• Given request: Go through the records and show each line where the word "marker" occurs.

[Lines of data]
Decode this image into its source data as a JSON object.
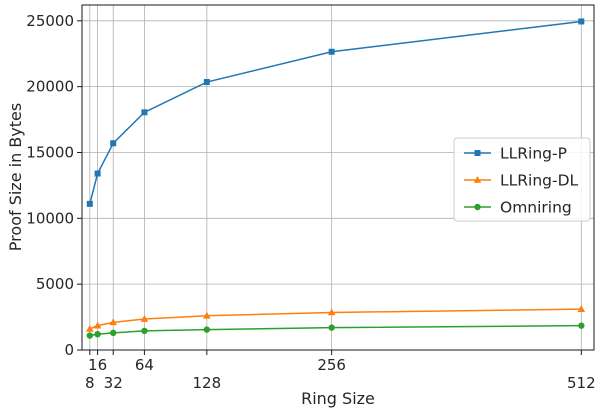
{
  "chart_data": {
    "type": "line",
    "title": "",
    "xlabel": "Ring Size",
    "ylabel": "Proof Size in Bytes",
    "x": [
      8,
      16,
      32,
      64,
      128,
      256,
      512
    ],
    "x_tick_labels": [
      "8",
      "16",
      "32",
      "64",
      "128",
      "256",
      "512"
    ],
    "y_ticks": [
      0,
      5000,
      10000,
      15000,
      20000,
      25000
    ],
    "xlim": [
      0,
      525
    ],
    "ylim": [
      0,
      26200
    ],
    "grid": true,
    "legend_position": "center-right",
    "series": [
      {
        "name": "LLRing-P",
        "marker": "square",
        "color": "#1f77b4",
        "values": [
          11100,
          13400,
          15700,
          18050,
          20350,
          22650,
          24950
        ]
      },
      {
        "name": "LLRing-DL",
        "marker": "triangle",
        "color": "#ff7f0e",
        "values": [
          1600,
          1850,
          2100,
          2350,
          2600,
          2850,
          3100
        ]
      },
      {
        "name": "Omniring",
        "marker": "circle",
        "color": "#2ca02c",
        "values": [
          1100,
          1200,
          1300,
          1450,
          1550,
          1700,
          1850
        ]
      }
    ]
  }
}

• Solved problem:
        "marker": "square",
        "marker": "triangle",
        "marker": "circle",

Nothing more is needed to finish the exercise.